▼

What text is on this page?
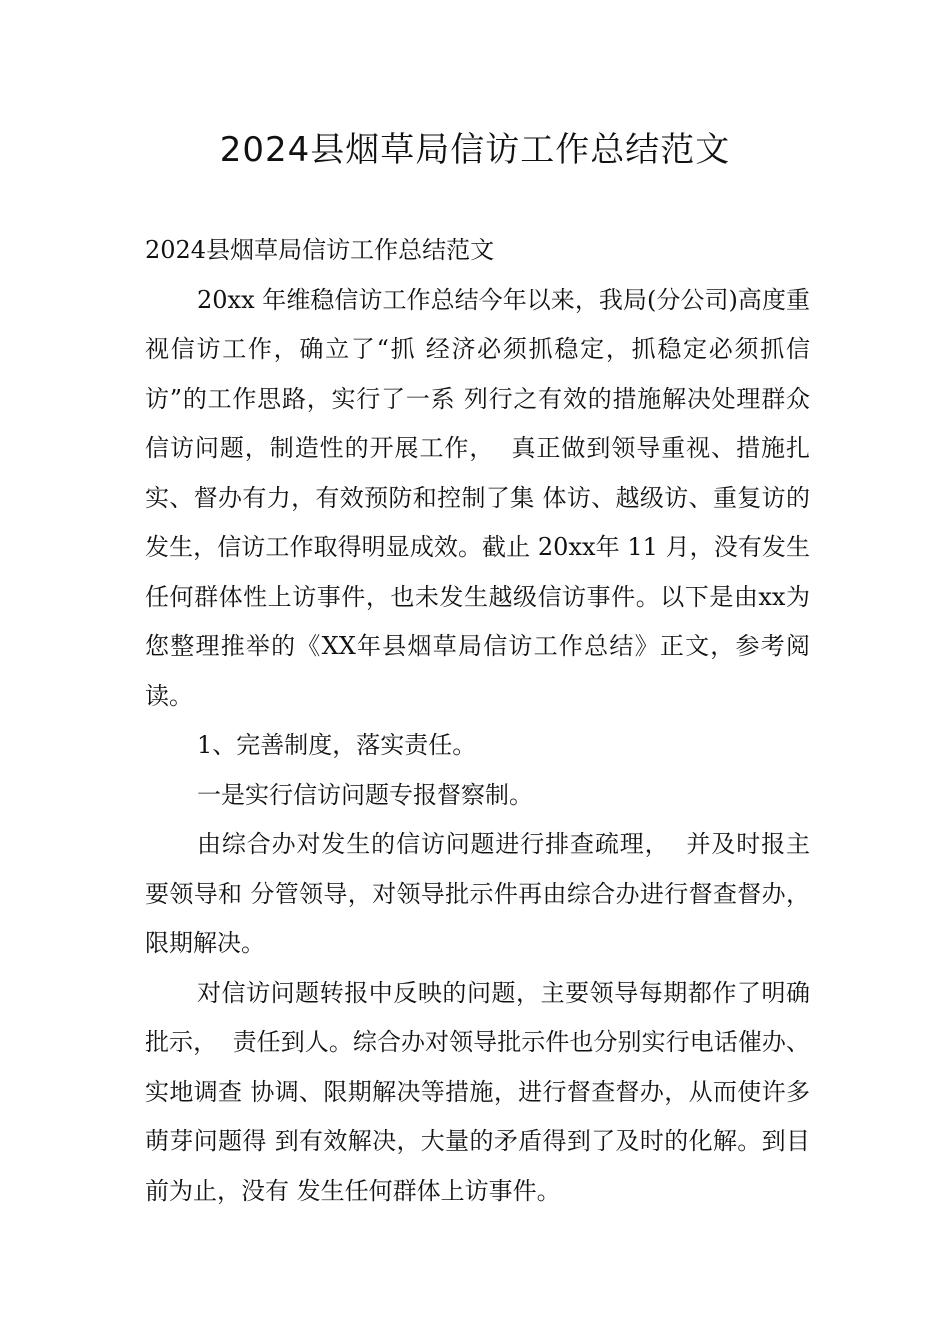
2024县烟草局信访工作总结范文

2024县烟草局信访工作总结范文

20xx 年维稳信访工作总结今年以来，我局(分公司)高度重视信访工作，确立了“抓 经济必须抓稳定，抓稳定必须抓信访”的工作思路，实行了一系 列行之有效的措施解决处理群众信访问题，制造性的开展工作，  真正做到领导重视、措施扎实、督办有力，有效预防和控制了集 体访、越级访、重复访的发生，信访工作取得明显成效。截止 20xx年 11 月，没有发生任何群体性上访事件，也未发生越级信访事件。以下是由xx为您整理推举的《XX年县烟草局信访工作总结》正文，参考阅读。

1、完善制度，落实责任。

一是实行信访问题专报督察制。

由综合办对发生的信访问题进行排查疏理，  并及时报主要领导和 分管领导，对领导批示件再由综合办进行督查督办，限期解决。

对信访问题转报中反映的问题，主要领导每期都作了明确批示，  责任到人。综合办对领导批示件也分别实行电话催办、实地调查 协调、限期解决等措施，进行督查督办，从而使许多萌芽问题得 到有效解决，大量的矛盾得到了及时的化解。到目前为止，没有 发生任何群体上访事件。
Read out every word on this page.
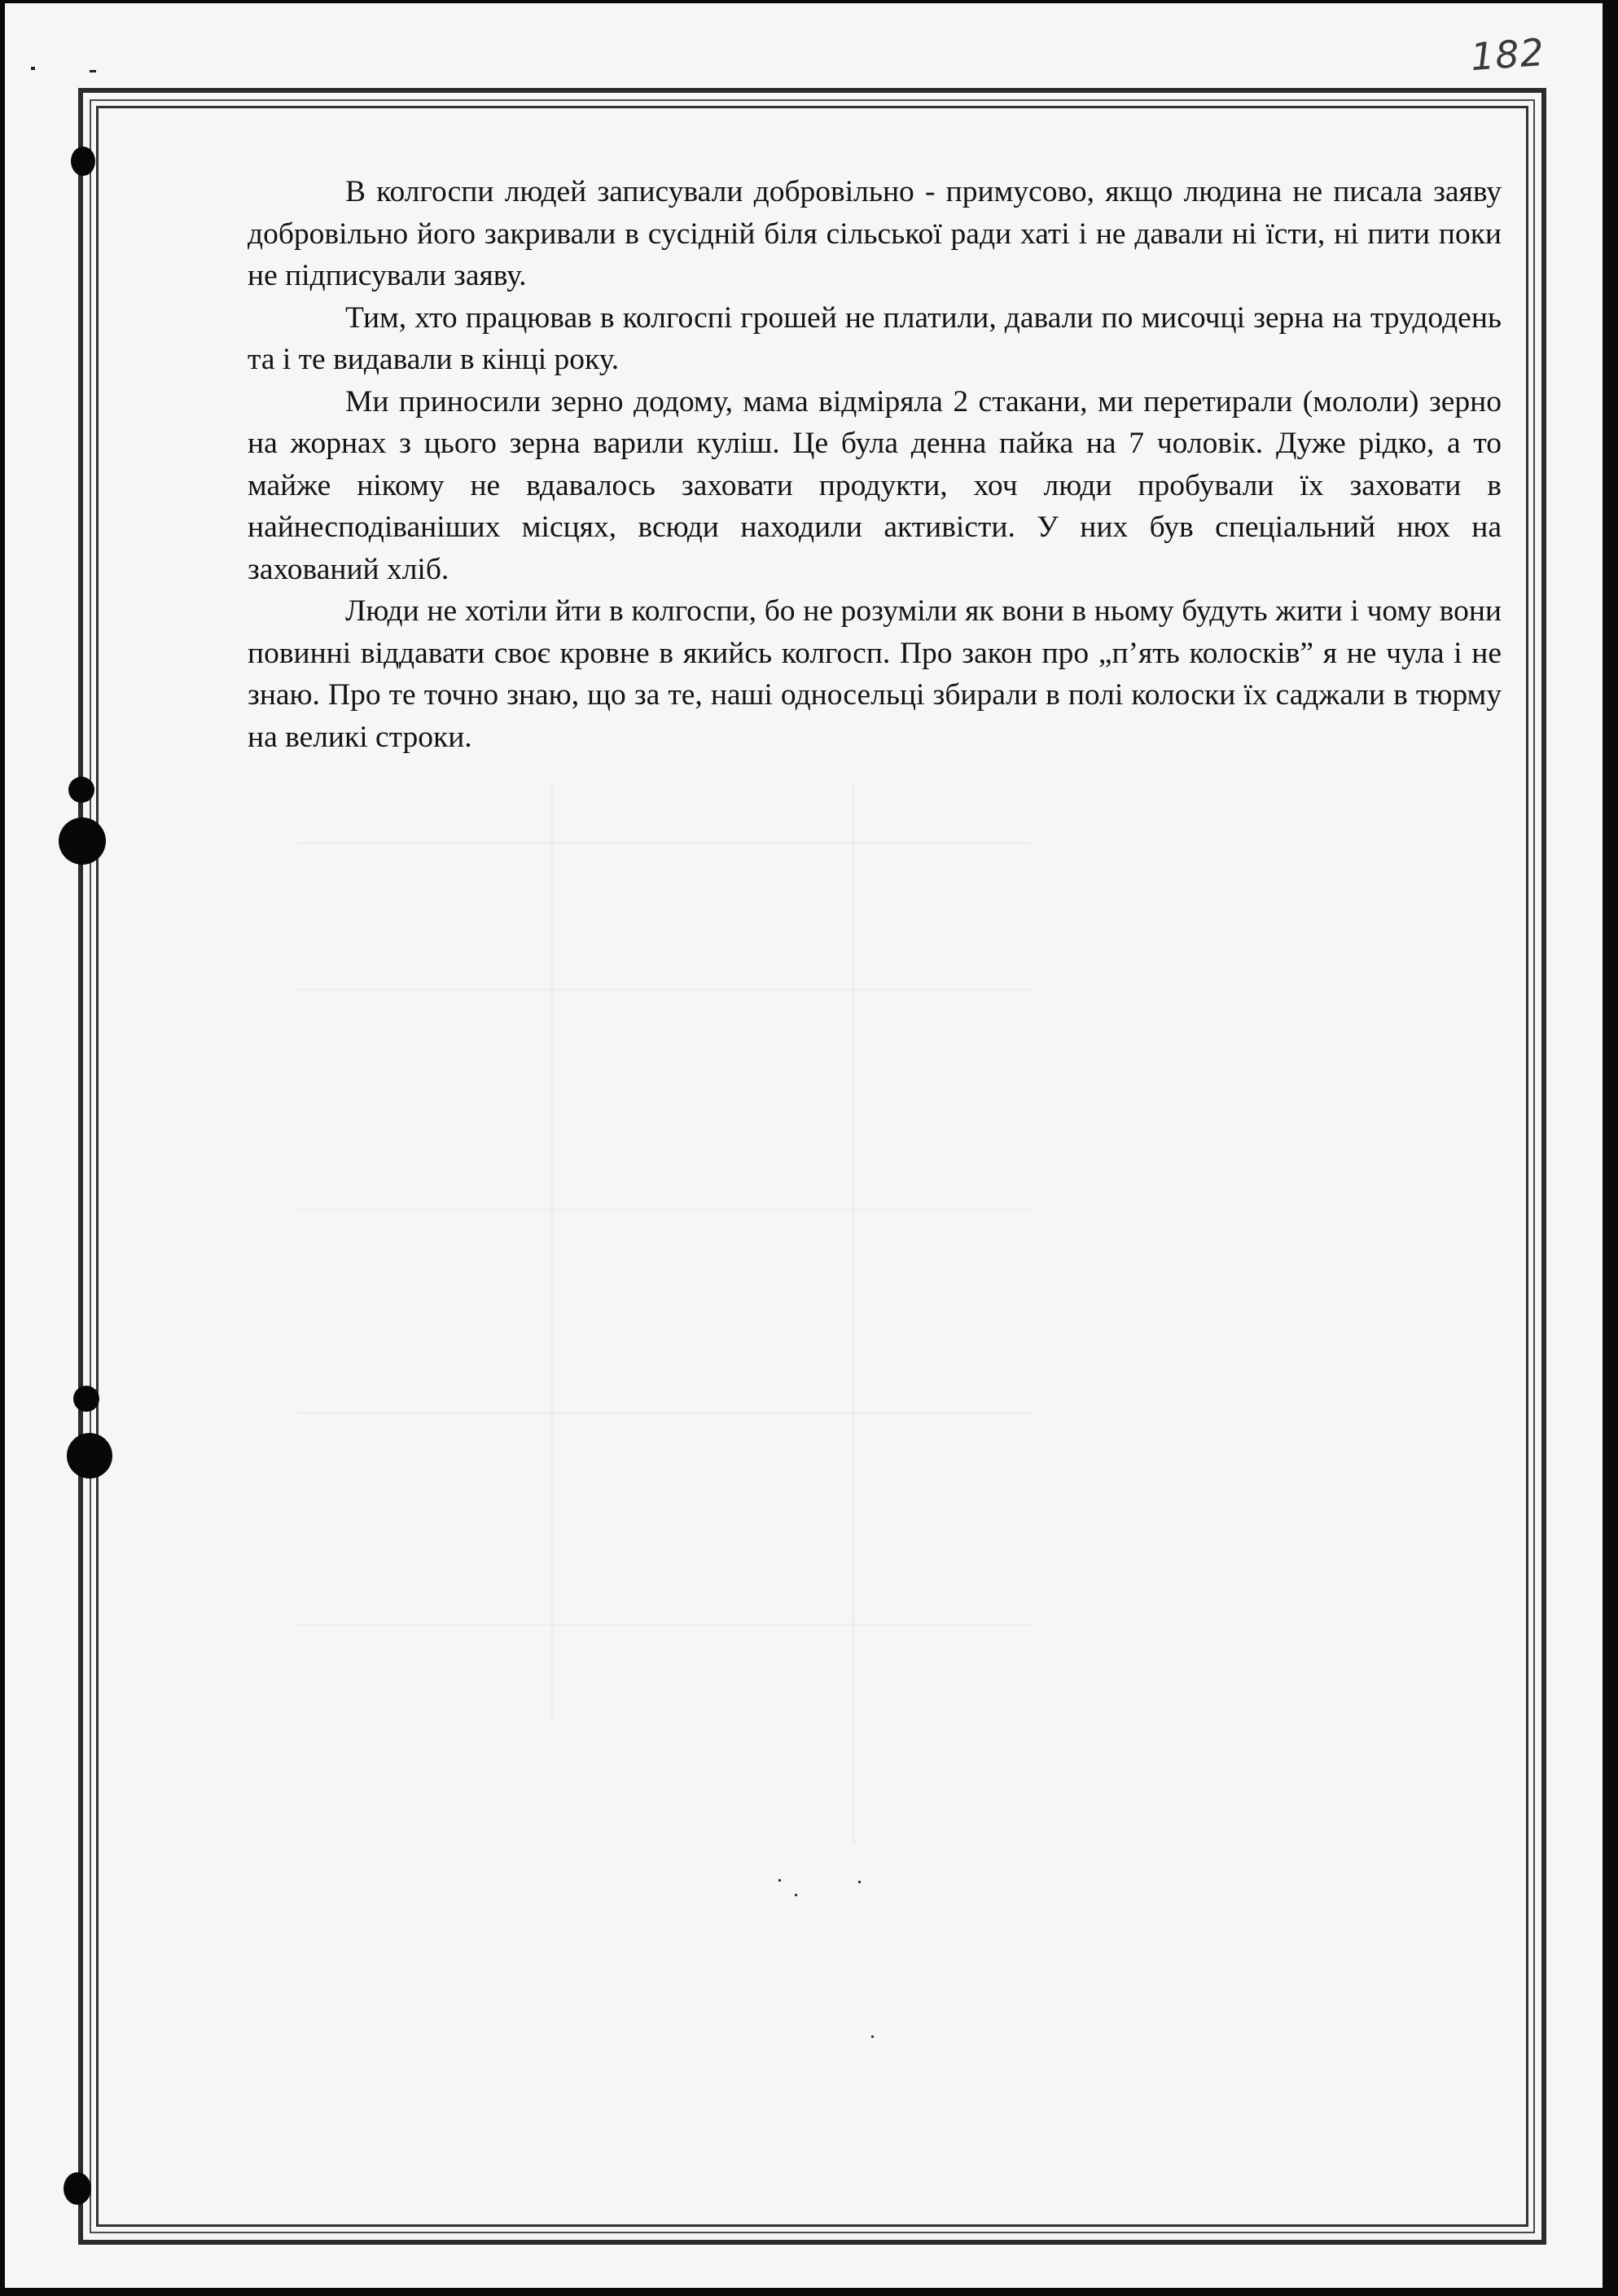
182

В колгоспи людей записували добровільно - примусово, якщо людина не писала заяву добровільно його закривали в сусідній біля сільської ради хаті і не давали ні їсти, ні пити поки не підписували заяву.

Тим, хто працював в колгоспі грошей не платили, давали по мисочці зерна на трудодень та і те видавали в кінці року.

Ми приносили зерно додому, мама відміряла 2 стакани, ми перетирали (мололи) зерно на жорнах з цього зерна варили куліш. Це була денна пайка на 7 чоловік. Дуже рідко, а то майже нікому не вдавалось заховати продукти, хоч люди пробували їх заховати в найнесподіваніших місцях, всюди находили активісти. У них був спеціальний нюх на захований хліб.

Люди не хотіли йти в колгоспи, бо не розуміли як вони в ньому будуть жити і чому вони повинні віддавати своє кровне в якийсь колгосп. Про закон про „п’ять колосків” я не чула і не знаю. Про те точно знаю, що за те, наші односельці збирали в полі колоски їх саджали в тюрму на великі строки.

▲

Copy the records above exactly. The pictures are not part of the copy.

TASK SOLUTION:
What text is on this page?
2024县烟草局信访工作总结范文

2024县烟草局信访工作总结范文

20xx 年维稳信访工作总结今年以来，我局(分公司)高度重视信访工作，确立了“抓 经济必须抓稳定，抓稳定必须抓信访”的工作思路，实行了一系 列行之有效的措施解决处理群众信访问题，制造性的开展工作，  真正做到领导重视、措施扎实、督办有力，有效预防和控制了集 体访、越级访、重复访的发生，信访工作取得明显成效。截止 20xx年 11 月，没有发生任何群体性上访事件，也未发生越级信访事件。以下是由xx为您整理推举的《XX年县烟草局信访工作总结》正文，参考阅读。

1、完善制度，落实责任。

一是实行信访问题专报督察制。

由综合办对发生的信访问题进行排查疏理，  并及时报主要领导和 分管领导，对领导批示件再由综合办进行督查督办，限期解决。

对信访问题转报中反映的问题，主要领导每期都作了明确批示，  责任到人。综合办对领导批示件也分别实行电话催办、实地调查 协调、限期解决等措施，进行督查督办，从而使许多萌芽问题得 到有效解决，大量的矛盾得到了及时的化解。到目前为止，没有 发生任何群体上访事件。
Read out every word on this page.
182

В колгоспи людей записували добровільно - примусово, якщо людина не писала заяву добровільно його закривали в сусідній біля сільської ради хаті і не давали ні їсти, ні пити поки не підписували заяву.

Тим, хто працював в колгоспі грошей не платили, давали по мисочці зерна на трудодень та і те видавали в кінці року.

Ми приносили зерно додому, мама відміряла 2 стакани, ми перетирали (мололи) зерно на жорнах з цього зерна варили куліш. Це була денна пайка на 7 чоловік. Дуже рідко, а то майже нікому не вдавалось заховати продукти, хоч люди пробували їх заховати в найнесподіваніших місцях, всюди находили активісти. У них був спеціальний нюх на захований хліб.

Люди не хотіли йти в колгоспи, бо не розуміли як вони в ньому будуть жити і чому вони повинні віддавати своє кровне в якийсь колгосп. Про закон про „п’ять колосків” я не чула і не знаю. Про те точно знаю, що за те, наші односельці збирали в полі колоски їх саджали в тюрму на великі строки.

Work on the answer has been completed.